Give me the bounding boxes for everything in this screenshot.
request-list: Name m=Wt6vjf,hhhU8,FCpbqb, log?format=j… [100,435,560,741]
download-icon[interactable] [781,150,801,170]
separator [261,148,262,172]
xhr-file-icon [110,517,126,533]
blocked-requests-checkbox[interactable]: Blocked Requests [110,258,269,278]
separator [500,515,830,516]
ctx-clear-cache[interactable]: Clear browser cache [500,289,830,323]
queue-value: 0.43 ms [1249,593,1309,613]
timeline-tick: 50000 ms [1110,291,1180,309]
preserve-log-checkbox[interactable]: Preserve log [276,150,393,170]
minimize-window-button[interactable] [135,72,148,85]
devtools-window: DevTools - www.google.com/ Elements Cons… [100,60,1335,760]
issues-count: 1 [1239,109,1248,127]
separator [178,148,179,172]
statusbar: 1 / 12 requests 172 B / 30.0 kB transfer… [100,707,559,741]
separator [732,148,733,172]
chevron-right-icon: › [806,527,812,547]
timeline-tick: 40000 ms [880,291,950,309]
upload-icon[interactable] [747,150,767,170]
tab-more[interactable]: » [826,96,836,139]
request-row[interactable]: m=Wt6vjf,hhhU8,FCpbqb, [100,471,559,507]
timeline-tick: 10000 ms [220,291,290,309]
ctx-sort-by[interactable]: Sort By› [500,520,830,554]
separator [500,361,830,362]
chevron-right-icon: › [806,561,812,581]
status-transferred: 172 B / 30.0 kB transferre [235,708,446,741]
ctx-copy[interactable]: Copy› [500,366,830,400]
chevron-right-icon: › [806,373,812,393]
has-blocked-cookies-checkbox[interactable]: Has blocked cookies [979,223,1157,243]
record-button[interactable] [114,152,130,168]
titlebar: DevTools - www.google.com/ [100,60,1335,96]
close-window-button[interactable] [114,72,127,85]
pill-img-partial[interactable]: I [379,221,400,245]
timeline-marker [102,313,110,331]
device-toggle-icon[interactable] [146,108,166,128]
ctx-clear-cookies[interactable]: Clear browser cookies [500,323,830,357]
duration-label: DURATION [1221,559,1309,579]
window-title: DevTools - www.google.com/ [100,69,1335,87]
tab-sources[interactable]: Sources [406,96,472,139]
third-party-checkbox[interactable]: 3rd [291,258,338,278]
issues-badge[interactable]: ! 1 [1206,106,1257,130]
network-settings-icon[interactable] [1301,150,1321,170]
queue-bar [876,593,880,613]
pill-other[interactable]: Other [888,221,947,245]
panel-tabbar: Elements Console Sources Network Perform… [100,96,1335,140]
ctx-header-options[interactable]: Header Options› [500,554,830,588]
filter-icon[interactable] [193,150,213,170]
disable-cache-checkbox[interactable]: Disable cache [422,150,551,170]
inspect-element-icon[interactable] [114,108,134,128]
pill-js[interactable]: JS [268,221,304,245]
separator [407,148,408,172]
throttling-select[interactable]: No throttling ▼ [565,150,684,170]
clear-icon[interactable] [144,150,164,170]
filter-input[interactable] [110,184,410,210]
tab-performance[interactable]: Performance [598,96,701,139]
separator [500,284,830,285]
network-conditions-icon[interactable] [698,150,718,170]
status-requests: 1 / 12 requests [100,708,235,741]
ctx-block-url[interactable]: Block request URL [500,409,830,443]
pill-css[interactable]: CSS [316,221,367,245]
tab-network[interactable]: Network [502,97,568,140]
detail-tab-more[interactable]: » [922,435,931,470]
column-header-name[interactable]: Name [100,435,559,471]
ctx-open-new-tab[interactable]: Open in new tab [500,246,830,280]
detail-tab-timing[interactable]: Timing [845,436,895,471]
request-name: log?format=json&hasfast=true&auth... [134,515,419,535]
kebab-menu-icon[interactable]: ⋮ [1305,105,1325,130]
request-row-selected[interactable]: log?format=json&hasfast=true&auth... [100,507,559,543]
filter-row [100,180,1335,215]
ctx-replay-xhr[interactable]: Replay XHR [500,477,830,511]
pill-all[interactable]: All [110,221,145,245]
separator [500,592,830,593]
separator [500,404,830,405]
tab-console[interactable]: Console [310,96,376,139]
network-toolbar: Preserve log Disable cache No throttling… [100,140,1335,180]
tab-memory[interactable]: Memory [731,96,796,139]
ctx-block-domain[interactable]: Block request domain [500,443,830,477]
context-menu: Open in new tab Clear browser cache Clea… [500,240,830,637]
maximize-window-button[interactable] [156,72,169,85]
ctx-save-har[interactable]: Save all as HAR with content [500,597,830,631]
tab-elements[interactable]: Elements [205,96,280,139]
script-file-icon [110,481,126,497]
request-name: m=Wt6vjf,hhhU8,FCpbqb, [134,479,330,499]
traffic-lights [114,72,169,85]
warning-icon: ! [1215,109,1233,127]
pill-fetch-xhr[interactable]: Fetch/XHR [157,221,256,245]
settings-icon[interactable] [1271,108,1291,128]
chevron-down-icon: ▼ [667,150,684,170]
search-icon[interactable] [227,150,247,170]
· · ·
- **Challenge**
Copy the rows above, replacing every "separator" with "divider" and keeping everything else the same.

- **Reply to the task**
Give me the bounding boxes for everything in this screenshot.
request-list: Name m=Wt6vjf,hhhU8,FCpbqb, log?format=j… [100,435,560,741]
download-icon[interactable] [781,150,801,170]
divider [261,148,262,172]
xhr-file-icon [110,517,126,533]
blocked-requests-checkbox[interactable]: Blocked Requests [110,258,269,278]
divider [500,515,830,516]
ctx-clear-cache[interactable]: Clear browser cache [500,289,830,323]
queue-value: 0.43 ms [1249,593,1309,613]
timeline-tick: 50000 ms [1110,291,1180,309]
preserve-log-checkbox[interactable]: Preserve log [276,150,393,170]
minimize-window-button[interactable] [135,72,148,85]
devtools-window: DevTools - www.google.com/ Elements Cons… [100,60,1335,760]
issues-count: 1 [1239,109,1248,127]
divider [178,148,179,172]
statusbar: 1 / 12 requests 172 B / 30.0 kB transfer… [100,707,559,741]
divider [732,148,733,172]
chevron-right-icon: › [806,527,812,547]
timeline-tick: 40000 ms [880,291,950,309]
upload-icon[interactable] [747,150,767,170]
tab-more[interactable]: » [826,96,836,139]
request-row[interactable]: m=Wt6vjf,hhhU8,FCpbqb, [100,471,559,507]
timeline-tick: 10000 ms [220,291,290,309]
ctx-sort-by[interactable]: Sort By› [500,520,830,554]
divider [500,361,830,362]
chevron-right-icon: › [806,561,812,581]
status-transferred: 172 B / 30.0 kB transferre [235,708,446,741]
ctx-copy[interactable]: Copy› [500,366,830,400]
chevron-right-icon: › [806,373,812,393]
has-blocked-cookies-checkbox[interactable]: Has blocked cookies [979,223,1157,243]
record-button[interactable] [114,152,130,168]
titlebar: DevTools - www.google.com/ [100,60,1335,96]
close-window-button[interactable] [114,72,127,85]
pill-img-partial[interactable]: I [379,221,400,245]
timeline-marker [102,313,110,331]
device-toggle-icon[interactable] [146,108,166,128]
ctx-clear-cookies[interactable]: Clear browser cookies [500,323,830,357]
duration-label: DURATION [1221,559,1309,579]
window-title: DevTools - www.google.com/ [100,69,1335,87]
tab-sources[interactable]: Sources [406,96,472,139]
third-party-checkbox[interactable]: 3rd [291,258,338,278]
issues-badge[interactable]: ! 1 [1206,106,1257,130]
network-settings-icon[interactable] [1301,150,1321,170]
queue-bar [876,593,880,613]
pill-other[interactable]: Other [888,221,947,245]
panel-tabbar: Elements Console Sources Network Perform… [100,96,1335,140]
ctx-header-options[interactable]: Header Options› [500,554,830,588]
filter-icon[interactable] [193,150,213,170]
disable-cache-checkbox[interactable]: Disable cache [422,150,551,170]
inspect-element-icon[interactable] [114,108,134,128]
pill-js[interactable]: JS [268,221,304,245]
divider [407,148,408,172]
throttling-select[interactable]: No throttling ▼ [565,150,684,170]
clear-icon[interactable] [144,150,164,170]
filter-input[interactable] [110,184,410,210]
tab-performance[interactable]: Performance [598,96,701,139]
divider [500,284,830,285]
network-conditions-icon[interactable] [698,150,718,170]
status-requests: 1 / 12 requests [100,708,235,741]
ctx-block-url[interactable]: Block request URL [500,409,830,443]
pill-css[interactable]: CSS [316,221,367,245]
tab-network[interactable]: Network [502,97,568,140]
detail-tab-more[interactable]: » [922,435,931,470]
column-header-name[interactable]: Name [100,435,559,471]
ctx-open-new-tab[interactable]: Open in new tab [500,246,830,280]
detail-tab-timing[interactable]: Timing [845,436,895,471]
request-name: log?format=json&hasfast=true&auth... [134,515,419,535]
kebab-menu-icon[interactable]: ⋮ [1305,105,1325,130]
request-row-selected[interactable]: log?format=json&hasfast=true&auth... [100,507,559,543]
filter-row [100,180,1335,215]
ctx-replay-xhr[interactable]: Replay XHR [500,477,830,511]
pill-all[interactable]: All [110,221,145,245]
divider [500,592,830,593]
divider [500,404,830,405]
tab-console[interactable]: Console [310,96,376,139]
network-toolbar: Preserve log Disable cache No throttling… [100,140,1335,180]
tab-memory[interactable]: Memory [731,96,796,139]
ctx-block-domain[interactable]: Block request domain [500,443,830,477]
context-menu: Open in new tab Clear browser cache Clea… [500,240,830,637]
maximize-window-button[interactable] [156,72,169,85]
ctx-save-har[interactable]: Save all as HAR with content [500,597,830,631]
tab-elements[interactable]: Elements [205,96,280,139]
script-file-icon [110,481,126,497]
request-name: m=Wt6vjf,hhhU8,FCpbqb, [134,479,330,499]
traffic-lights [114,72,169,85]
warning-icon: ! [1215,109,1233,127]
pill-fetch-xhr[interactable]: Fetch/XHR [157,221,256,245]
settings-icon[interactable] [1271,108,1291,128]
chevron-down-icon: ▼ [667,150,684,170]
search-icon[interactable] [227,150,247,170]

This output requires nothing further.